[start]
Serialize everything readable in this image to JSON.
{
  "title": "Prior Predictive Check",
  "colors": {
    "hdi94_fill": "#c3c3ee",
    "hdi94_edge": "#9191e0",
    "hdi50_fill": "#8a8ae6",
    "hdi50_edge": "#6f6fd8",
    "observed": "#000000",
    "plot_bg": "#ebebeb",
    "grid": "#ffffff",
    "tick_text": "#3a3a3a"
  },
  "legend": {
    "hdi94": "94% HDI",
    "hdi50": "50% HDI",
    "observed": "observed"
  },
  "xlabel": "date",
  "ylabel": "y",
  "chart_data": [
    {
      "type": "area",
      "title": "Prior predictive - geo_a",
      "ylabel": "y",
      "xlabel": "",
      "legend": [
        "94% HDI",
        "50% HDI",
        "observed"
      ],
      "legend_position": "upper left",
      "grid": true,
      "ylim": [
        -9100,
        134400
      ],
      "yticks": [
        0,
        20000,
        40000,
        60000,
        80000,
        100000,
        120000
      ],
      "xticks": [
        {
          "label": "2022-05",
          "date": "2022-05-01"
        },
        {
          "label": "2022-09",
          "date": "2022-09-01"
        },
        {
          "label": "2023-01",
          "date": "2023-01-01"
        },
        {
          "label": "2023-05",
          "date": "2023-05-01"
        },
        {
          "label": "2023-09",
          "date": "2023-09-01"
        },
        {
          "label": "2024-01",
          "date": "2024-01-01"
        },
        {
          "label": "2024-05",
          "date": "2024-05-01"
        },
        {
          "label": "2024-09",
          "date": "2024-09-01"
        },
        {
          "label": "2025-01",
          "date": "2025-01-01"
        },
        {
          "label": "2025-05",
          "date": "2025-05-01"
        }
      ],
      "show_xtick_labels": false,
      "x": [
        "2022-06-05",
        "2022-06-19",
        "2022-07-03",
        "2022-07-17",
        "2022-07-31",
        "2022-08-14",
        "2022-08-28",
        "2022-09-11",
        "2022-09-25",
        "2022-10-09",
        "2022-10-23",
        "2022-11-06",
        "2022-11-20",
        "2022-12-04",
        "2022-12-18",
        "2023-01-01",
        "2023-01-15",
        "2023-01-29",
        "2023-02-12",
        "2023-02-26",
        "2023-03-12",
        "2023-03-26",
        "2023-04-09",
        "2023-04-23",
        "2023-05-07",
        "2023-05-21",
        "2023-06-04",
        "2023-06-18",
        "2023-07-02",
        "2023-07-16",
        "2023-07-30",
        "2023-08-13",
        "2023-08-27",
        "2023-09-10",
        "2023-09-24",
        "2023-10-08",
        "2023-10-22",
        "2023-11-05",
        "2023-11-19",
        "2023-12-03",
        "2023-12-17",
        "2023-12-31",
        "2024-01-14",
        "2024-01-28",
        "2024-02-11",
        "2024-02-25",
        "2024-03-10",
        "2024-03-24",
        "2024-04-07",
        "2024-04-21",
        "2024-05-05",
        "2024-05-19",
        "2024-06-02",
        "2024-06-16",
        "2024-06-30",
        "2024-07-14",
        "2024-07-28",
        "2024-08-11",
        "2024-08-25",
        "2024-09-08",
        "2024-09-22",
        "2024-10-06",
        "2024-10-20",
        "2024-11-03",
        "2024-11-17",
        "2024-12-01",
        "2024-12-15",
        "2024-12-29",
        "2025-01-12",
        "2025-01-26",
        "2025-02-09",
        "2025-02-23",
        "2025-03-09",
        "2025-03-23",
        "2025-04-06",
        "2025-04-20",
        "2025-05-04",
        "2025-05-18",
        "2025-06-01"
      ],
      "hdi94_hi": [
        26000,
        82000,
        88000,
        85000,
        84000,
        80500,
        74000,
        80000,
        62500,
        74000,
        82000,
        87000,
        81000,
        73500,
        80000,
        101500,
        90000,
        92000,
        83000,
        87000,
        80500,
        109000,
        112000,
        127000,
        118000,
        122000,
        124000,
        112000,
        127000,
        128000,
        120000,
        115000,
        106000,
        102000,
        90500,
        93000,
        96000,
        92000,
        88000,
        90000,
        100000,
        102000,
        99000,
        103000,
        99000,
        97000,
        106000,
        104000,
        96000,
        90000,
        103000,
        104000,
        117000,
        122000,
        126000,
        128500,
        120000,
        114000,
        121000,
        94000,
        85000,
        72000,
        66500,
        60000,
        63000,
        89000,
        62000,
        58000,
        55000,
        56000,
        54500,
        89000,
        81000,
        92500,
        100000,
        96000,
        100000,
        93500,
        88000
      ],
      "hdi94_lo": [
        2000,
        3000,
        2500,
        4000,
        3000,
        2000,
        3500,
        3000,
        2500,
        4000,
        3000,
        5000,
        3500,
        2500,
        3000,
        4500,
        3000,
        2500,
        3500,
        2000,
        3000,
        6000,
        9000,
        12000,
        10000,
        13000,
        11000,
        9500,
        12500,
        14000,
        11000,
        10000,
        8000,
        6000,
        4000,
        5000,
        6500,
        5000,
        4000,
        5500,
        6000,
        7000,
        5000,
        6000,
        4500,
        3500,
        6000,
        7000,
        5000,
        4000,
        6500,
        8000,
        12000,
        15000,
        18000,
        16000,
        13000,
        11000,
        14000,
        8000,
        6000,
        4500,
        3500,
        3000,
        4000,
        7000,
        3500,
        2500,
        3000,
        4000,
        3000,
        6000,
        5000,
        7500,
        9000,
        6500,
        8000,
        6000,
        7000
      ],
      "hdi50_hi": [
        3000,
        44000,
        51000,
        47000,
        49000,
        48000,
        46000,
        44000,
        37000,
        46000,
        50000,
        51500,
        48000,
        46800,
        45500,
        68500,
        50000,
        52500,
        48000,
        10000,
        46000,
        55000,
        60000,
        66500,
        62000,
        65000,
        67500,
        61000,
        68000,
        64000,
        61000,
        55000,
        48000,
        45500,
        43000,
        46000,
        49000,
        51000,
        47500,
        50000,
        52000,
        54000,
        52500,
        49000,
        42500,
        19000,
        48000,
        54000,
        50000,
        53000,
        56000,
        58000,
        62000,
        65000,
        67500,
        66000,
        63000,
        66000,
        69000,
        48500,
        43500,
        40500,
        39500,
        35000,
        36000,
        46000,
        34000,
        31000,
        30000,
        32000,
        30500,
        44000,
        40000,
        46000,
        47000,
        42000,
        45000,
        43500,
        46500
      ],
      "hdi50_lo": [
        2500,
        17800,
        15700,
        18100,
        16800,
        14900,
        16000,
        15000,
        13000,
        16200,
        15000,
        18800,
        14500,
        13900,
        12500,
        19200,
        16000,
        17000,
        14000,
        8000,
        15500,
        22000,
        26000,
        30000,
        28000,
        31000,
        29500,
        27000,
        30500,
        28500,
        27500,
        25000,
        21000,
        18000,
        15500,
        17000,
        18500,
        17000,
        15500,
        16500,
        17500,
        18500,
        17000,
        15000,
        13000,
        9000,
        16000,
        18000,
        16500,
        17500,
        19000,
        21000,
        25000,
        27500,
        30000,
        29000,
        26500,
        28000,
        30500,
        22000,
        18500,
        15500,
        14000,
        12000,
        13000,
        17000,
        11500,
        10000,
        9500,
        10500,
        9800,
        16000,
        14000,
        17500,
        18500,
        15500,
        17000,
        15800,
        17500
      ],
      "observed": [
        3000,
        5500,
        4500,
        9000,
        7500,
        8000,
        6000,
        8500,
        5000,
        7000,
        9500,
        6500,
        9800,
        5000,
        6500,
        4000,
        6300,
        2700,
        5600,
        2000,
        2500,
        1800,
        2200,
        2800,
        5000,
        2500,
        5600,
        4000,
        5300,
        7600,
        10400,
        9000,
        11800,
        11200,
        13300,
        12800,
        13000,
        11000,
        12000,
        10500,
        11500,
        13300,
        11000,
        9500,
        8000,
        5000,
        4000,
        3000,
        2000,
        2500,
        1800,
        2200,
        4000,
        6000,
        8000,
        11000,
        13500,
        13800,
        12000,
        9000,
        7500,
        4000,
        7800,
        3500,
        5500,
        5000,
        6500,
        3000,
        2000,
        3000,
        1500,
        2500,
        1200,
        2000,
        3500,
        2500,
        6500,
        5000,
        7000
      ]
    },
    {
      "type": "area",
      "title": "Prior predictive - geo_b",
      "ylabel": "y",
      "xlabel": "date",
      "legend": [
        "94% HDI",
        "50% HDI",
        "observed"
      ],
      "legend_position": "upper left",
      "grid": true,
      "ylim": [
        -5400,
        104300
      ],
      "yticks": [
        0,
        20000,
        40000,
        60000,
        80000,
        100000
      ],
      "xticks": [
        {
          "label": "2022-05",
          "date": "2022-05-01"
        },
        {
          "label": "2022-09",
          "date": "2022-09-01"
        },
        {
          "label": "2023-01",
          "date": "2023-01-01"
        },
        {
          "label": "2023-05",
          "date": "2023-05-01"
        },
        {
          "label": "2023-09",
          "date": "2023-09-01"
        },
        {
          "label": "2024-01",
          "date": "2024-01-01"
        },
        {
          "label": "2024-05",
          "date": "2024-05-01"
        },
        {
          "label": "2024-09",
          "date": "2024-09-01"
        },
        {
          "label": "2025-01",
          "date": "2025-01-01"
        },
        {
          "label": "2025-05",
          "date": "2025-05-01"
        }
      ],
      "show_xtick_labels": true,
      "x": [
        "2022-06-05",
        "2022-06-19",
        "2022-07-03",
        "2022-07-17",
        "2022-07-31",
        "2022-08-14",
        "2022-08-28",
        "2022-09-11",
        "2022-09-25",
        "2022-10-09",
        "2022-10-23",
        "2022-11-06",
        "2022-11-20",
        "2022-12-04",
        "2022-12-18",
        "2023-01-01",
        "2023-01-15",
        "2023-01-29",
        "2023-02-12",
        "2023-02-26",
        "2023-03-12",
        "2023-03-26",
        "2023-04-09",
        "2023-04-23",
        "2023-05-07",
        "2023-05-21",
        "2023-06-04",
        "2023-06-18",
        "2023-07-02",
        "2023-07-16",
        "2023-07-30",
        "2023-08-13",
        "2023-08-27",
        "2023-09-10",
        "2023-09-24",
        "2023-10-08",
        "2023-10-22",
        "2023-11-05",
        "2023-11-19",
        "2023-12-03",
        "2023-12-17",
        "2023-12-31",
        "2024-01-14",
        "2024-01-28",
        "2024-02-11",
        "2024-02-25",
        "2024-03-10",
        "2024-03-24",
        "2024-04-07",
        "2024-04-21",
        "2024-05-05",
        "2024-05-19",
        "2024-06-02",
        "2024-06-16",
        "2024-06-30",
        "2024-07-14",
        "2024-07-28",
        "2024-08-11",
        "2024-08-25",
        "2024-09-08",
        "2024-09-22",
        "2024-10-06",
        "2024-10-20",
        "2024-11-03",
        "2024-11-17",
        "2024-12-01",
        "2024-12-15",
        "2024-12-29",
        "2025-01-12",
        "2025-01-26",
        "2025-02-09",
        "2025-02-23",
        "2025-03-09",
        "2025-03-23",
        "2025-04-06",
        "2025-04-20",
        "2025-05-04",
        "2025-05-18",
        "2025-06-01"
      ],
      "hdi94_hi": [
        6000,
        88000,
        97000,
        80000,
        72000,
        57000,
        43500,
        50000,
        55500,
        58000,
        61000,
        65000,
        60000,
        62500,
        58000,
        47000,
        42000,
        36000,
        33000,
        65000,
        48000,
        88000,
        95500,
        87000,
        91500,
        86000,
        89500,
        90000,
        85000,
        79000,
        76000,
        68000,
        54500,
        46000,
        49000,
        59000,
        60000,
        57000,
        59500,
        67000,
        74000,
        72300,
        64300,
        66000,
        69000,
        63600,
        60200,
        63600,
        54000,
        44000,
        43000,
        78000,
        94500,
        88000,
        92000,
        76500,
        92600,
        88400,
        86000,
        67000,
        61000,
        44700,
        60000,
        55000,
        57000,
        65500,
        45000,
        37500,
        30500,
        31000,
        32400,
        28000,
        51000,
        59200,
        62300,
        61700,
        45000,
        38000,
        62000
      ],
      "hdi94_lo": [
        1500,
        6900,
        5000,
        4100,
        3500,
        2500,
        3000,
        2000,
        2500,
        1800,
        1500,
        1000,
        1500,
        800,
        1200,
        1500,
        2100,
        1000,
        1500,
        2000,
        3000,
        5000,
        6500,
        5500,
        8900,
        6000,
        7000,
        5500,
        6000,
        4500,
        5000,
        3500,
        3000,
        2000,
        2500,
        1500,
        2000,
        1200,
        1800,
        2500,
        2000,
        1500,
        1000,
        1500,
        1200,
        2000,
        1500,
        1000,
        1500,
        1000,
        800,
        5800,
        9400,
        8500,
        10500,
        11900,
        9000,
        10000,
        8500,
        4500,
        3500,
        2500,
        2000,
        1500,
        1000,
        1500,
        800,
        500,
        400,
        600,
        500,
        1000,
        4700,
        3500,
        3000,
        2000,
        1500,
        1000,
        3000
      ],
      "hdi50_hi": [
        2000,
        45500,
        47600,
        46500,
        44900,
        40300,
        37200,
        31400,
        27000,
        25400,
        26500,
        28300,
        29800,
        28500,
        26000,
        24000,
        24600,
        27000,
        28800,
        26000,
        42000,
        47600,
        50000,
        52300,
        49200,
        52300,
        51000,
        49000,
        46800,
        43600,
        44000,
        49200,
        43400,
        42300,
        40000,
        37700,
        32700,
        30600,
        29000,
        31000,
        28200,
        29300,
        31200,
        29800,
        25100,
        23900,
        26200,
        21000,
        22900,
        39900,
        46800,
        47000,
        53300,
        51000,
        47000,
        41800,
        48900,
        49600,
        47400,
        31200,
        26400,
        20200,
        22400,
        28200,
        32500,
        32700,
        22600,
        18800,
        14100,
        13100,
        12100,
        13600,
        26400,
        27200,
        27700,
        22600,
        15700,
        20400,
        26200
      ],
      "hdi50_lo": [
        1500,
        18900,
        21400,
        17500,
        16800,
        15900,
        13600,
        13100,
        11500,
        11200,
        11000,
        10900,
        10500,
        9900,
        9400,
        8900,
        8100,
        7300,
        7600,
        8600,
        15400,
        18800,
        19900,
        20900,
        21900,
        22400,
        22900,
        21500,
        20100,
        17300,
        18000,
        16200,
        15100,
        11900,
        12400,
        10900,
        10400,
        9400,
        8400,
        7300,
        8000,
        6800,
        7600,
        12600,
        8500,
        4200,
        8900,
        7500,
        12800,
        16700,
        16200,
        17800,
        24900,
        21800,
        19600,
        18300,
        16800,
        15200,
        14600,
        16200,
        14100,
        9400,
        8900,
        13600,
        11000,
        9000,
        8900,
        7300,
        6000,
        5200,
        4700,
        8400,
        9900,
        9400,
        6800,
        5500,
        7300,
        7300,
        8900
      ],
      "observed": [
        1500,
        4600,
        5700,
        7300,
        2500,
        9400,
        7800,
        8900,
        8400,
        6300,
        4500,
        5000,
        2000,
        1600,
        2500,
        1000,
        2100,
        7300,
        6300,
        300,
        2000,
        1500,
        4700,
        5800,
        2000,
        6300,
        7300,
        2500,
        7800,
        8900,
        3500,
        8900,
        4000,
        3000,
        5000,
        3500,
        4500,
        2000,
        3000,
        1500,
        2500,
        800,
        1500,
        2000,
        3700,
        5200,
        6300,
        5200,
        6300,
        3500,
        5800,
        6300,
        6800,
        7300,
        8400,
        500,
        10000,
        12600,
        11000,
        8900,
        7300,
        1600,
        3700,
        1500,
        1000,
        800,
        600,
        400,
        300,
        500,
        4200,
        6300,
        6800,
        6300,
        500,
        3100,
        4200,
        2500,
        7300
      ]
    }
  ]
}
[end]
YOUR INSTRUCTIONS:
Extract lines where the string "title" occurs.

WORKED ANSWER:
  "title": "Prior Predictive Check",
      "title": "Prior predictive - geo_a",
      "title": "Prior predictive - geo_b",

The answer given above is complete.